Task description.
Output, word for word, every line from the line with "Convert this document image to plain text." through the final line of the data below.

Data in this exercise.
»»

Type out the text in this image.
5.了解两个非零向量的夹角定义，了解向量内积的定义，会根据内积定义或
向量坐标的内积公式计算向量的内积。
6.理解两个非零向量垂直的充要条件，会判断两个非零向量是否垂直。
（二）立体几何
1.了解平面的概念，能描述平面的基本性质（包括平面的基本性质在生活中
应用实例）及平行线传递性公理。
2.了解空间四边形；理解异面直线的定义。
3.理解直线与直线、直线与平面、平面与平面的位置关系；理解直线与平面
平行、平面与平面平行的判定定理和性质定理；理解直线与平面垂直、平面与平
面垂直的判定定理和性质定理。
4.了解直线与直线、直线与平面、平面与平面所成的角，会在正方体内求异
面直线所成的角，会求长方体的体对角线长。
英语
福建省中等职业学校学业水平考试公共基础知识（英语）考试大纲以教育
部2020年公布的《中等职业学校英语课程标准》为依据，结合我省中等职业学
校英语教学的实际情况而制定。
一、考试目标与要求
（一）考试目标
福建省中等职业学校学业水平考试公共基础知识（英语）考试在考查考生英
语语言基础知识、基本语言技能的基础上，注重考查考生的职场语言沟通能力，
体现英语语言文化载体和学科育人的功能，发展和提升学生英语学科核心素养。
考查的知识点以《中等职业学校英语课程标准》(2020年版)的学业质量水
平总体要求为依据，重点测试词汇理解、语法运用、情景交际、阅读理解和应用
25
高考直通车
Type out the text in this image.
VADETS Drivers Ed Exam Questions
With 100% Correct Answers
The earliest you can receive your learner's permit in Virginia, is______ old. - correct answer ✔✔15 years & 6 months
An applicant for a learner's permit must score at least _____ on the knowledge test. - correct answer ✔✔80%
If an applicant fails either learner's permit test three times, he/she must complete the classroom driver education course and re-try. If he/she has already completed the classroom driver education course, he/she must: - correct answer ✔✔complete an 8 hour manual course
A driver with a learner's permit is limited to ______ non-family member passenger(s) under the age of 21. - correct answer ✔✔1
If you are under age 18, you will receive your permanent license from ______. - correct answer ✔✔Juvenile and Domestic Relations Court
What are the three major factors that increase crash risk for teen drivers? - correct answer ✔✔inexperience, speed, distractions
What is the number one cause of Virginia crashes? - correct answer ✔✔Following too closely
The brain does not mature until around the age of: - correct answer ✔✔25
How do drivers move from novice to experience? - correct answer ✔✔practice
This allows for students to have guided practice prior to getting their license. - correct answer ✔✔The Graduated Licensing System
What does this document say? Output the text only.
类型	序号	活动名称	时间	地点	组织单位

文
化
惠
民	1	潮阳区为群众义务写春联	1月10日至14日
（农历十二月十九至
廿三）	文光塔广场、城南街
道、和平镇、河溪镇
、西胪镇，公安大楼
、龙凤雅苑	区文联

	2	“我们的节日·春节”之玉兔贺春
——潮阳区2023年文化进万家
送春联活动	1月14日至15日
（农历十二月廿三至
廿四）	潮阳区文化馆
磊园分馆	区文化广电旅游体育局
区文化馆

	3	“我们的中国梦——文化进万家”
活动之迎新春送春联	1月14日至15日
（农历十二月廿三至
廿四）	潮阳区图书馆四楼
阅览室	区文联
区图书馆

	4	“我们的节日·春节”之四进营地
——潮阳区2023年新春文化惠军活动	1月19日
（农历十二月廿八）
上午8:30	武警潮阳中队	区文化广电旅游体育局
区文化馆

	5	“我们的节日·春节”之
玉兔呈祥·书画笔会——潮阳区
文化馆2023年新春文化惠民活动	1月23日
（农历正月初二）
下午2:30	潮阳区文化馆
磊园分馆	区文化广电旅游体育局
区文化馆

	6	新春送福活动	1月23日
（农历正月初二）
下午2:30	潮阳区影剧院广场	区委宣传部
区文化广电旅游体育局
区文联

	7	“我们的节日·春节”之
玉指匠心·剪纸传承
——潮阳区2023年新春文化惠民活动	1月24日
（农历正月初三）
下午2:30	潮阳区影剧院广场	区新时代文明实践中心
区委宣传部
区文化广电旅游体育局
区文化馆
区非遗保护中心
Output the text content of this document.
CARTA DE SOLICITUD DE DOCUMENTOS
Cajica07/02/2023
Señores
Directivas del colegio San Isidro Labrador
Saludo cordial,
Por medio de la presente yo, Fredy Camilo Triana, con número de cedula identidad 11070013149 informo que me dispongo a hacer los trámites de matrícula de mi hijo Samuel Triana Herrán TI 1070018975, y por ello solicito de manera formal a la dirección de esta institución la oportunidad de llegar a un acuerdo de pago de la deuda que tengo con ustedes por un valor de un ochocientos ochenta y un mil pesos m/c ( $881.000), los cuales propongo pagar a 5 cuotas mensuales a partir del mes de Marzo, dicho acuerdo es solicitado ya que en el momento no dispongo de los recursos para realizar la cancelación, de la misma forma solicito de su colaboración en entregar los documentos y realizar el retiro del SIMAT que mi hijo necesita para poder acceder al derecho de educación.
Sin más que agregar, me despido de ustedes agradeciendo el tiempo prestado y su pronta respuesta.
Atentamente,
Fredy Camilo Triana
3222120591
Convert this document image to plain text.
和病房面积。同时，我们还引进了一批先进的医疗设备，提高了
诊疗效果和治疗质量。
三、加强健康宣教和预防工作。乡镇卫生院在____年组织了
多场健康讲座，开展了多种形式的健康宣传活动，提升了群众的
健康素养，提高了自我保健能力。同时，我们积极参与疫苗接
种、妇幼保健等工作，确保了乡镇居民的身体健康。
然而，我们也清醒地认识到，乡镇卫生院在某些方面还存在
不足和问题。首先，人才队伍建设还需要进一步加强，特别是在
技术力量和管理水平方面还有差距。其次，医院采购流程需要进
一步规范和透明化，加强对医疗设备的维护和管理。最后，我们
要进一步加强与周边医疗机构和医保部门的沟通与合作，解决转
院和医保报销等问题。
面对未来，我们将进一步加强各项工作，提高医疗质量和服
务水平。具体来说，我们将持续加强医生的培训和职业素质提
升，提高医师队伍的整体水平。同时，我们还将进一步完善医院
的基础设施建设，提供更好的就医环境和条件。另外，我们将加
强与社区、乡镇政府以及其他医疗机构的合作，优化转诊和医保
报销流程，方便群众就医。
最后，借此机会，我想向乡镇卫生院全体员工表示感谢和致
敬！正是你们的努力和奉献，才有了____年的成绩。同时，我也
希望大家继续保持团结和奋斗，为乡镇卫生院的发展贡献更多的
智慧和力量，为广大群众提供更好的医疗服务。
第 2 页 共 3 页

««

Answer for the task.
Convert this document image to plain text.
和病房面积。同时，我们还引进了一批先进的医疗设备，提高了
诊疗效果和治疗质量。
三、加强健康宣教和预防工作。乡镇卫生院在____年组织了
多场健康讲座，开展了多种形式的健康宣传活动，提升了群众的
健康素养，提高了自我保健能力。同时，我们积极参与疫苗接
种、妇幼保健等工作，确保了乡镇居民的身体健康。
然而，我们也清醒地认识到，乡镇卫生院在某些方面还存在
不足和问题。首先，人才队伍建设还需要进一步加强，特别是在
技术力量和管理水平方面还有差距。其次，医院采购流程需要进
一步规范和透明化，加强对医疗设备的维护和管理。最后，我们
要进一步加强与周边医疗机构和医保部门的沟通与合作，解决转
院和医保报销等问题。
面对未来，我们将进一步加强各项工作，提高医疗质量和服
务水平。具体来说，我们将持续加强医生的培训和职业素质提
升，提高医师队伍的整体水平。同时，我们还将进一步完善医院
的基础设施建设，提供更好的就医环境和条件。另外，我们将加
强与社区、乡镇政府以及其他医疗机构的合作，优化转诊和医保
报销流程，方便群众就医。
最后，借此机会，我想向乡镇卫生院全体员工表示感谢和致
敬！正是你们的努力和奉献，才有了____年的成绩。同时，我也
希望大家继续保持团结和奋斗，为乡镇卫生院的发展贡献更多的
智慧和力量，为广大群众提供更好的医疗服务。
第 2 页 共 3 页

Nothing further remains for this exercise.